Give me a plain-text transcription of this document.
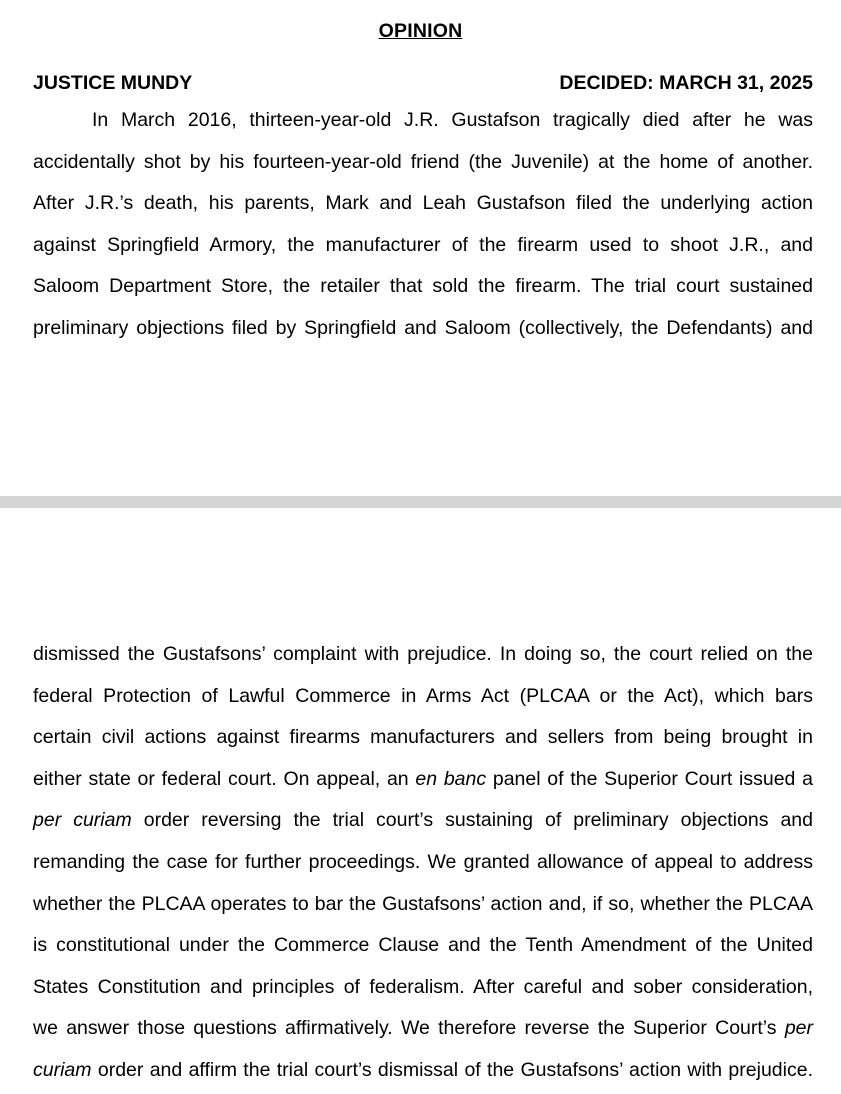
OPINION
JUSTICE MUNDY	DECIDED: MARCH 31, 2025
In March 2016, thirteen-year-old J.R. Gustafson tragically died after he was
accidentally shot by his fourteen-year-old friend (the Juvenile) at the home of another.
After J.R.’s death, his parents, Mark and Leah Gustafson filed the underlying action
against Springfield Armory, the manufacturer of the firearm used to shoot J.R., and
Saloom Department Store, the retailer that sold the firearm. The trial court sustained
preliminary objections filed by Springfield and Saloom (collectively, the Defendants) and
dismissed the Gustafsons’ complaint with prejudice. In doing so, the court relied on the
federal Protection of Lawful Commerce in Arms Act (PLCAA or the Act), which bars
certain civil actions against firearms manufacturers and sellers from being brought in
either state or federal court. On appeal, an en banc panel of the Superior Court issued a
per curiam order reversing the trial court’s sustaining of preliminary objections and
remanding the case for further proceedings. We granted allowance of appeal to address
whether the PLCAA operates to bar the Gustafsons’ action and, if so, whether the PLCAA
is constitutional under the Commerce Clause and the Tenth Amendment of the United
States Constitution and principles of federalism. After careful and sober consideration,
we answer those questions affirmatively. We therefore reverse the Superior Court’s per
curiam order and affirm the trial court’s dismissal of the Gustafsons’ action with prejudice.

■ **Given request**
Pick out the lines that contain "prejudice" and copy them.

■ **Finished exercise**
dismissed the Gustafsons’ complaint with prejudice. In doing so, the court relied on the
curiam order and affirm the trial court’s dismissal of the Gustafsons’ action with prejudice.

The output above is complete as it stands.